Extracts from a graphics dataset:
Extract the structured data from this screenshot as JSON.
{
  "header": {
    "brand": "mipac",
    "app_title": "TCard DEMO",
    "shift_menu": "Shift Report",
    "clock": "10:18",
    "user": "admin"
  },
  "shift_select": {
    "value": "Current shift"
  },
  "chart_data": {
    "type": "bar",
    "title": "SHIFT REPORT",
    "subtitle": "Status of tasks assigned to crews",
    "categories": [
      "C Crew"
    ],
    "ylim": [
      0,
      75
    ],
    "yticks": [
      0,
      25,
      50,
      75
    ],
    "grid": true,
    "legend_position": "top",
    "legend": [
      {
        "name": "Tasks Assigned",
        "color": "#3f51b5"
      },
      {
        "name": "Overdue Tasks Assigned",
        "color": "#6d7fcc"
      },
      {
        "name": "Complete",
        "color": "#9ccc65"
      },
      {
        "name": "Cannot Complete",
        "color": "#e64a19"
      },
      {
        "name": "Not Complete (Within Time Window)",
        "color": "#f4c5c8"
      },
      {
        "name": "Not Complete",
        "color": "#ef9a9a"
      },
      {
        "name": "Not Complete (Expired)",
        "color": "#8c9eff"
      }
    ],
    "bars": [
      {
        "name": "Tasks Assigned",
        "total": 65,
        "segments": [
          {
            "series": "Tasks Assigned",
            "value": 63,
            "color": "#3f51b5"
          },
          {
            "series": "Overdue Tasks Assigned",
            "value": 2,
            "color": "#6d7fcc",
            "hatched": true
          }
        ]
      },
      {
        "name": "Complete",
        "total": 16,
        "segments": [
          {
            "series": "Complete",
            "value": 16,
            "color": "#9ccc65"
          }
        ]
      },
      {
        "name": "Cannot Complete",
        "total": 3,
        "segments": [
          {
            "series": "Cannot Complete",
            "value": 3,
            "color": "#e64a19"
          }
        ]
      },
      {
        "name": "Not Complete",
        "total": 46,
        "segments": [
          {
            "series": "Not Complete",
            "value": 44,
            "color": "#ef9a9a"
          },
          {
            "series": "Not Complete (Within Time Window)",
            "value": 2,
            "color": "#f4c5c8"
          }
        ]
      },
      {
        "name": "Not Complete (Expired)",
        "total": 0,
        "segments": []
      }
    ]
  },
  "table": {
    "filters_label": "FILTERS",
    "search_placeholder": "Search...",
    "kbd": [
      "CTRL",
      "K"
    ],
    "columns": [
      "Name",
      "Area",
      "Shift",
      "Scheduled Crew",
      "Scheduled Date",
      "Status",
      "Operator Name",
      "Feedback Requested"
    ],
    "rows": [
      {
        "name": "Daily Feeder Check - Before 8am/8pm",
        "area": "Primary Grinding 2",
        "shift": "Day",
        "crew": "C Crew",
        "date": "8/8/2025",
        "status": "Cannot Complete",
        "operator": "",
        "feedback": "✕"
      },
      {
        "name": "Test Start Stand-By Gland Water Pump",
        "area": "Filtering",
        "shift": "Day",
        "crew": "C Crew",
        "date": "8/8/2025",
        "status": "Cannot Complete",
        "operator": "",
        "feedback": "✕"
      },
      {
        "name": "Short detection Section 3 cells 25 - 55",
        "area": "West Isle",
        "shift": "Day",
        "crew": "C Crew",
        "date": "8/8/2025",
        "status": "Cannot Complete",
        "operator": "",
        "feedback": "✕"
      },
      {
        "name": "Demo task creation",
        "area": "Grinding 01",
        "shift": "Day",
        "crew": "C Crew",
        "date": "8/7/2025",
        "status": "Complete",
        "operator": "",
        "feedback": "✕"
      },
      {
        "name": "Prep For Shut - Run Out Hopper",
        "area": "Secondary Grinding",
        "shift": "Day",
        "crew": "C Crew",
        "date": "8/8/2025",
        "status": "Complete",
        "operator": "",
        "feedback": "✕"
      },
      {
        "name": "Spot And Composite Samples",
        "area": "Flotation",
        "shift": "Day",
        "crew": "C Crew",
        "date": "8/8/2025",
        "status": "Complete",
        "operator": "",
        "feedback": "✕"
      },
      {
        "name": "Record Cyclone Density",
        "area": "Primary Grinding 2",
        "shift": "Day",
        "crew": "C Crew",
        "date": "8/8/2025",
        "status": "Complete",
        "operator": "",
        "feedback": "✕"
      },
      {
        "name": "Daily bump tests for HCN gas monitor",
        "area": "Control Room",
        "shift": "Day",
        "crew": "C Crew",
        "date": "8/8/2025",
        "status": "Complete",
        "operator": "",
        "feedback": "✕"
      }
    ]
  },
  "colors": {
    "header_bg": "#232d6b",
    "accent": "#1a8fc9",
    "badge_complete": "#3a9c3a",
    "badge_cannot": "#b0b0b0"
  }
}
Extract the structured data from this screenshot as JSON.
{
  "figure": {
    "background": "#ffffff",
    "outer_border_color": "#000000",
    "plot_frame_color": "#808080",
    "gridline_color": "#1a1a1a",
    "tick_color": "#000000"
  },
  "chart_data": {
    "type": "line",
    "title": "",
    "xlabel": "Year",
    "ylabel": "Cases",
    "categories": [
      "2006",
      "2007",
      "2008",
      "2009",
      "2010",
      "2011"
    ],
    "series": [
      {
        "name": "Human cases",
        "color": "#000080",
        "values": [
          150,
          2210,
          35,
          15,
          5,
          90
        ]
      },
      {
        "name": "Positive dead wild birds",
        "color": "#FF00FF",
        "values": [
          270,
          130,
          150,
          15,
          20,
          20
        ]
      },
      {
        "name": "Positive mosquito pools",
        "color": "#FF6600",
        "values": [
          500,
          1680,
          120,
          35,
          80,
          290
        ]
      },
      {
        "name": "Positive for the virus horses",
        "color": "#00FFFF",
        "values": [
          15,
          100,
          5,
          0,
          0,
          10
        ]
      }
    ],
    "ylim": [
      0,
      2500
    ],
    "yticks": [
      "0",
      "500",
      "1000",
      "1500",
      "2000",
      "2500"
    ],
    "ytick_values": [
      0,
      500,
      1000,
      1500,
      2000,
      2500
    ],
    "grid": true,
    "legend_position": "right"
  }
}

ASSIGNMENT: Tally the lines above containing "Daily". Number only.

RESPONSE AREA: 2